Exercise instructions
Exact reproduction of the data is required, with images excluded.
>> start
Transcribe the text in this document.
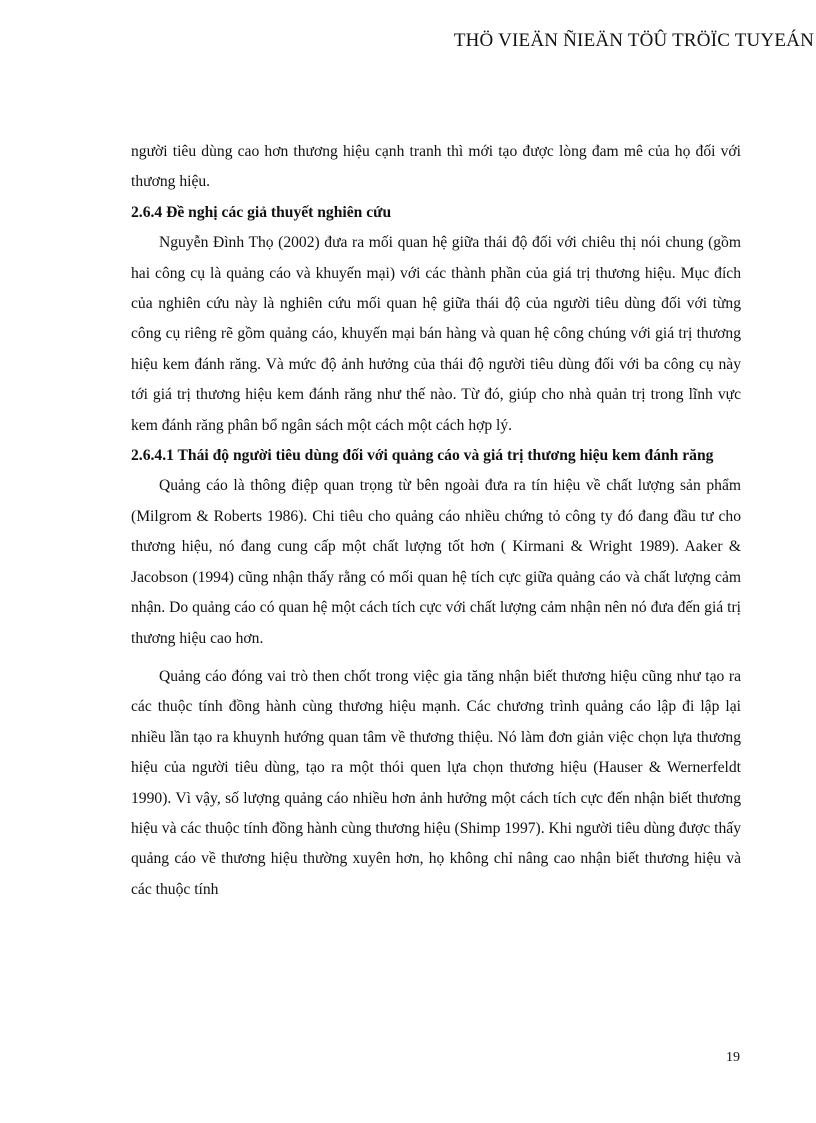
THÖ VIEÄN ÑIEÄN TÖÛ TRÖÏC TUYEÁN

người tiêu dùng cao hơn thương hiệu cạnh tranh thì mới tạo được lòng đam mê của họ đối với thương hiệu.

2.6.4 Đề nghị các giả thuyết nghiên cứu

Nguyễn Đình Thọ (2002) đưa ra mối quan hệ giữa thái độ đối với chiêu thị nói chung (gồm hai công cụ là quảng cáo và khuyến mại) với các thành phần của giá trị thương hiệu. Mục đích của nghiên cứu này là nghiên cứu mối quan hệ giữa thái độ của người tiêu dùng đối với từng công cụ riêng rẽ gồm quảng cáo, khuyến mại bán hàng và quan hệ công chúng với giá trị thương hiệu kem đánh răng. Và mức độ ảnh hưởng của thái độ người tiêu dùng đối với ba công cụ này tới giá trị thương hiệu kem đánh răng như thế nào. Từ đó, giúp cho nhà quản trị trong lĩnh vực kem đánh răng phân bổ ngân sách một cách một cách hợp lý.

2.6.4.1 Thái độ người tiêu dùng đối với quảng cáo và giá trị thương hiệu kem đánh răng

Quảng cáo là thông điệp quan trọng từ bên ngoài đưa ra tín hiệu về chất lượng sản phẩm (Milgrom & Roberts 1986). Chi tiêu cho quảng cáo nhiều chứng tỏ công ty đó đang đầu tư cho thương hiệu, nó đang cung cấp một chất lượng tốt hơn ( Kirmani & Wright 1989). Aaker & Jacobson (1994) cũng nhận thấy rằng có mối quan hệ tích cực giữa quảng cáo và chất lượng cảm nhận. Do quảng cáo có quan hệ một cách tích cực với chất lượng cảm nhận nên nó đưa đến giá trị thương hiệu cao hơn.

Quảng cáo đóng vai trò then chốt trong việc gia tăng nhận biết thương hiệu cũng như tạo ra các thuộc tính đồng hành cùng thương hiệu mạnh. Các chương trình quảng cáo lập đi lập lại nhiều lần tạo ra khuynh hướng quan tâm về thương thiệu. Nó làm đơn giản việc chọn lựa thương hiệu của người tiêu dùng, tạo ra một thói quen lựa chọn thương hiệu (Hauser & Wernerfeldt 1990). Vì vậy, số lượng quảng cáo nhiều hơn ảnh hưởng một cách tích cực đến nhận biết thương hiệu và các thuộc tính đồng hành cùng thương hiệu (Shimp 1997). Khi người tiêu dùng được thấy quảng cáo về thương hiệu thường xuyên hơn, họ không chỉ nâng cao nhận biết thương hiệu và các thuộc tính

19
>> end
Response below
Transcribe the text in this document.
THÖ VIEÄN ÑIEÄN TÖÛ TRÖÏC TUYEÁN

người tiêu dùng cao hơn thương hiệu cạnh tranh thì mới tạo được lòng đam mê của họ đối với thương hiệu.

2.6.4 Đề nghị các giả thuyết nghiên cứu

Nguyễn Đình Thọ (2002) đưa ra mối quan hệ giữa thái độ đối với chiêu thị nói chung (gồm hai công cụ là quảng cáo và khuyến mại) với các thành phần của giá trị thương hiệu. Mục đích của nghiên cứu này là nghiên cứu mối quan hệ giữa thái độ của người tiêu dùng đối với từng công cụ riêng rẽ gồm quảng cáo, khuyến mại bán hàng và quan hệ công chúng với giá trị thương hiệu kem đánh răng. Và mức độ ảnh hưởng của thái độ người tiêu dùng đối với ba công cụ này tới giá trị thương hiệu kem đánh răng như thế nào. Từ đó, giúp cho nhà quản trị trong lĩnh vực kem đánh răng phân bổ ngân sách một cách một cách hợp lý.

2.6.4.1 Thái độ người tiêu dùng đối với quảng cáo và giá trị thương hiệu kem đánh răng

Quảng cáo là thông điệp quan trọng từ bên ngoài đưa ra tín hiệu về chất lượng sản phẩm (Milgrom & Roberts 1986). Chi tiêu cho quảng cáo nhiều chứng tỏ công ty đó đang đầu tư cho thương hiệu, nó đang cung cấp một chất lượng tốt hơn ( Kirmani & Wright 1989). Aaker & Jacobson (1994) cũng nhận thấy rằng có mối quan hệ tích cực giữa quảng cáo và chất lượng cảm nhận. Do quảng cáo có quan hệ một cách tích cực với chất lượng cảm nhận nên nó đưa đến giá trị thương hiệu cao hơn.

Quảng cáo đóng vai trò then chốt trong việc gia tăng nhận biết thương hiệu cũng như tạo ra các thuộc tính đồng hành cùng thương hiệu mạnh. Các chương trình quảng cáo lập đi lập lại nhiều lần tạo ra khuynh hướng quan tâm về thương thiệu. Nó làm đơn giản việc chọn lựa thương hiệu của người tiêu dùng, tạo ra một thói quen lựa chọn thương hiệu (Hauser & Wernerfeldt 1990). Vì vậy, số lượng quảng cáo nhiều hơn ảnh hưởng một cách tích cực đến nhận biết thương hiệu và các thuộc tính đồng hành cùng thương hiệu (Shimp 1997). Khi người tiêu dùng được thấy quảng cáo về thương hiệu thường xuyên hơn, họ không chỉ nâng cao nhận biết thương hiệu và các thuộc tính

19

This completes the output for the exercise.